DATA TO PROCESS:
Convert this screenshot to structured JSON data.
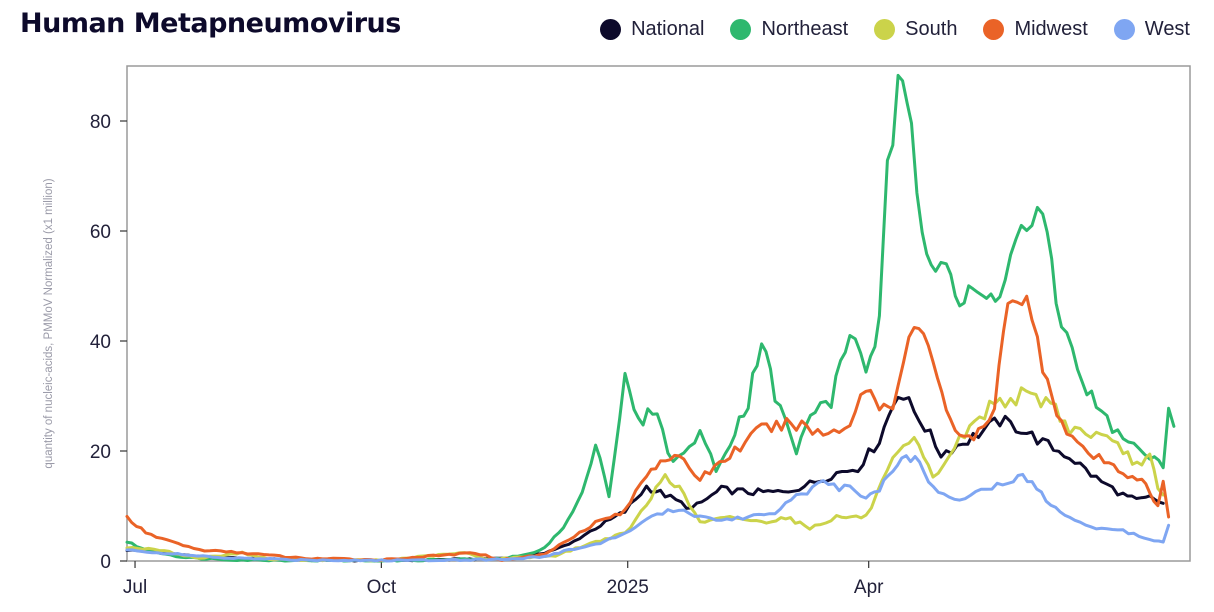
{
  "chart_data": {
    "type": "line",
    "title": "Human Metapneumovirus",
    "ylabel": "quantity of nucleic-acids, PMMoV Normalized (x1 million)",
    "xlabel": "",
    "ylim": [
      0,
      90
    ],
    "yticks": [
      0,
      20,
      40,
      60,
      80
    ],
    "x_range": [
      "2024-06-28",
      "2025-07-30"
    ],
    "xticks": [
      {
        "date": "2024-07-01",
        "label": "Jul"
      },
      {
        "date": "2024-10-01",
        "label": "Oct"
      },
      {
        "date": "2025-01-01",
        "label": "2025"
      },
      {
        "date": "2025-04-01",
        "label": "Apr"
      }
    ],
    "grid": false,
    "legend_position": "top-right",
    "series": [
      {
        "name": "National",
        "color": "#0d0a2b",
        "points": [
          [
            "2024-06-28",
            2
          ],
          [
            "2024-07-10",
            1.6
          ],
          [
            "2024-07-25",
            0.8
          ],
          [
            "2024-08-10",
            0.4
          ],
          [
            "2024-09-01",
            0.2
          ],
          [
            "2024-10-01",
            0.1
          ],
          [
            "2024-11-01",
            0.3
          ],
          [
            "2024-11-20",
            0.6
          ],
          [
            "2024-12-01",
            1.5
          ],
          [
            "2024-12-10",
            3
          ],
          [
            "2024-12-20",
            6
          ],
          [
            "2024-12-31",
            9
          ],
          [
            "2025-01-08",
            13.5
          ],
          [
            "2025-01-15",
            12
          ],
          [
            "2025-01-25",
            9.5
          ],
          [
            "2025-02-05",
            13
          ],
          [
            "2025-02-15",
            12.5
          ],
          [
            "2025-02-28",
            12.5
          ],
          [
            "2025-03-10",
            14
          ],
          [
            "2025-03-20",
            16
          ],
          [
            "2025-03-28",
            17
          ],
          [
            "2025-04-05",
            22
          ],
          [
            "2025-04-12",
            31
          ],
          [
            "2025-04-20",
            26
          ],
          [
            "2025-04-28",
            19.5
          ],
          [
            "2025-05-08",
            22
          ],
          [
            "2025-05-20",
            25.5
          ],
          [
            "2025-05-28",
            24
          ],
          [
            "2025-06-05",
            21.5
          ],
          [
            "2025-06-15",
            19
          ],
          [
            "2025-06-25",
            15
          ],
          [
            "2025-07-05",
            12
          ],
          [
            "2025-07-10",
            11
          ],
          [
            "2025-07-15",
            11.5
          ],
          [
            "2025-07-20",
            10.5
          ]
        ]
      },
      {
        "name": "Northeast",
        "color": "#2eb86e",
        "points": [
          [
            "2024-06-28",
            3.5
          ],
          [
            "2024-07-05",
            2
          ],
          [
            "2024-07-20",
            0.6
          ],
          [
            "2024-08-10",
            0.2
          ],
          [
            "2024-10-01",
            0.05
          ],
          [
            "2024-11-15",
            0.4
          ],
          [
            "2024-11-25",
            1.2
          ],
          [
            "2024-12-01",
            2.5
          ],
          [
            "2024-12-08",
            6
          ],
          [
            "2024-12-15",
            12
          ],
          [
            "2024-12-20",
            22
          ],
          [
            "2024-12-25",
            12
          ],
          [
            "2024-12-31",
            33
          ],
          [
            "2025-01-05",
            25
          ],
          [
            "2025-01-12",
            28
          ],
          [
            "2025-01-16",
            19
          ],
          [
            "2025-01-22",
            19
          ],
          [
            "2025-01-28",
            24
          ],
          [
            "2025-02-03",
            16
          ],
          [
            "2025-02-10",
            24
          ],
          [
            "2025-02-15",
            29
          ],
          [
            "2025-02-20",
            41
          ],
          [
            "2025-02-25",
            30
          ],
          [
            "2025-03-05",
            20
          ],
          [
            "2025-03-12",
            28
          ],
          [
            "2025-03-18",
            29
          ],
          [
            "2025-03-25",
            42
          ],
          [
            "2025-03-31",
            35
          ],
          [
            "2025-04-05",
            43
          ],
          [
            "2025-04-08",
            70
          ],
          [
            "2025-04-12",
            86
          ],
          [
            "2025-04-17",
            78
          ],
          [
            "2025-04-21",
            60
          ],
          [
            "2025-04-26",
            55
          ],
          [
            "2025-04-30",
            56
          ],
          [
            "2025-05-05",
            46
          ],
          [
            "2025-05-10",
            49
          ],
          [
            "2025-05-15",
            47
          ],
          [
            "2025-05-20",
            50
          ],
          [
            "2025-05-28",
            60
          ],
          [
            "2025-06-05",
            63
          ],
          [
            "2025-06-10",
            47
          ],
          [
            "2025-06-18",
            35
          ],
          [
            "2025-06-25",
            28
          ],
          [
            "2025-07-05",
            22
          ],
          [
            "2025-07-15",
            19
          ],
          [
            "2025-07-20",
            17
          ],
          [
            "2025-07-22",
            29
          ],
          [
            "2025-07-24",
            24.5
          ]
        ]
      },
      {
        "name": "South",
        "color": "#cbd34a",
        "points": [
          [
            "2024-06-28",
            2.5
          ],
          [
            "2024-07-10",
            2
          ],
          [
            "2024-07-25",
            0.5
          ],
          [
            "2024-08-10",
            1.5
          ],
          [
            "2024-08-20",
            0.3
          ],
          [
            "2024-10-01",
            0.1
          ],
          [
            "2024-11-01",
            1.5
          ],
          [
            "2024-11-10",
            0.3
          ],
          [
            "2024-12-05",
            1
          ],
          [
            "2024-12-20",
            3.5
          ],
          [
            "2024-12-31",
            5
          ],
          [
            "2025-01-08",
            10
          ],
          [
            "2025-01-15",
            16
          ],
          [
            "2025-01-22",
            12
          ],
          [
            "2025-01-28",
            7
          ],
          [
            "2025-02-10",
            8
          ],
          [
            "2025-02-20",
            7
          ],
          [
            "2025-03-01",
            8
          ],
          [
            "2025-03-10",
            6
          ],
          [
            "2025-03-20",
            8
          ],
          [
            "2025-03-31",
            8
          ],
          [
            "2025-04-10",
            18
          ],
          [
            "2025-04-18",
            22
          ],
          [
            "2025-04-25",
            15
          ],
          [
            "2025-05-05",
            22
          ],
          [
            "2025-05-18",
            29
          ],
          [
            "2025-05-28",
            30
          ],
          [
            "2025-06-08",
            29
          ],
          [
            "2025-06-15",
            24
          ],
          [
            "2025-06-25",
            23
          ],
          [
            "2025-07-05",
            20
          ],
          [
            "2025-07-12",
            17
          ],
          [
            "2025-07-15",
            19
          ],
          [
            "2025-07-18",
            13
          ],
          [
            "2025-07-20",
            12
          ]
        ]
      },
      {
        "name": "Midwest",
        "color": "#ea6327",
        "points": [
          [
            "2024-06-28",
            8
          ],
          [
            "2024-07-05",
            5
          ],
          [
            "2024-07-15",
            3.5
          ],
          [
            "2024-07-25",
            2
          ],
          [
            "2024-08-10",
            1.5
          ],
          [
            "2024-09-01",
            0.5
          ],
          [
            "2024-10-01",
            0.2
          ],
          [
            "2024-11-05",
            1.5
          ],
          [
            "2024-11-15",
            0.2
          ],
          [
            "2024-12-01",
            1.2
          ],
          [
            "2024-12-10",
            4
          ],
          [
            "2024-12-20",
            7
          ],
          [
            "2024-12-31",
            9
          ],
          [
            "2025-01-08",
            16
          ],
          [
            "2025-01-15",
            19
          ],
          [
            "2025-01-22",
            18
          ],
          [
            "2025-01-28",
            15
          ],
          [
            "2025-02-10",
            20
          ],
          [
            "2025-02-20",
            24
          ],
          [
            "2025-03-05",
            25
          ],
          [
            "2025-03-15",
            23
          ],
          [
            "2025-03-25",
            25
          ],
          [
            "2025-03-31",
            32
          ],
          [
            "2025-04-05",
            28
          ],
          [
            "2025-04-10",
            29
          ],
          [
            "2025-04-18",
            43
          ],
          [
            "2025-04-25",
            37
          ],
          [
            "2025-04-30",
            28
          ],
          [
            "2025-05-05",
            22
          ],
          [
            "2025-05-12",
            23
          ],
          [
            "2025-05-18",
            27
          ],
          [
            "2025-05-23",
            49
          ],
          [
            "2025-05-30",
            47
          ],
          [
            "2025-06-05",
            36
          ],
          [
            "2025-06-12",
            25
          ],
          [
            "2025-06-20",
            20
          ],
          [
            "2025-06-28",
            18
          ],
          [
            "2025-07-05",
            16
          ],
          [
            "2025-07-12",
            15
          ],
          [
            "2025-07-15",
            12
          ],
          [
            "2025-07-18",
            10
          ],
          [
            "2025-07-20",
            14
          ],
          [
            "2025-07-22",
            8
          ]
        ]
      },
      {
        "name": "West",
        "color": "#7fa6f2",
        "points": [
          [
            "2024-06-28",
            2
          ],
          [
            "2024-07-15",
            1.3
          ],
          [
            "2024-08-01",
            0.6
          ],
          [
            "2024-09-01",
            0.2
          ],
          [
            "2024-10-01",
            0.1
          ],
          [
            "2024-11-15",
            0.3
          ],
          [
            "2024-12-01",
            0.8
          ],
          [
            "2024-12-10",
            2
          ],
          [
            "2024-12-20",
            3
          ],
          [
            "2024-12-31",
            5
          ],
          [
            "2025-01-10",
            8
          ],
          [
            "2025-01-20",
            9.5
          ],
          [
            "2025-02-01",
            7.5
          ],
          [
            "2025-02-15",
            8
          ],
          [
            "2025-02-25",
            9
          ],
          [
            "2025-03-05",
            12
          ],
          [
            "2025-03-15",
            14
          ],
          [
            "2025-03-25",
            13
          ],
          [
            "2025-03-31",
            12
          ],
          [
            "2025-04-05",
            13
          ],
          [
            "2025-04-10",
            17
          ],
          [
            "2025-04-15",
            19
          ],
          [
            "2025-04-20",
            18
          ],
          [
            "2025-04-25",
            13
          ],
          [
            "2025-05-05",
            11.5
          ],
          [
            "2025-05-15",
            13
          ],
          [
            "2025-05-25",
            15
          ],
          [
            "2025-06-01",
            15
          ],
          [
            "2025-06-08",
            10
          ],
          [
            "2025-06-15",
            8
          ],
          [
            "2025-06-25",
            6
          ],
          [
            "2025-07-05",
            5.5
          ],
          [
            "2025-07-15",
            4
          ],
          [
            "2025-07-20",
            3.5
          ],
          [
            "2025-07-22",
            6.5
          ]
        ]
      }
    ]
  }
}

HOW TO COMPLETE THIS TASK: Scan the entries above, and wherever a line holds the string "date", copy it.

SOLUTION FOR THIS TASK:
        "date": "2024-07-01",
        "date": "2024-10-01",
        "date": "2025-01-01",
        "date": "2025-04-01",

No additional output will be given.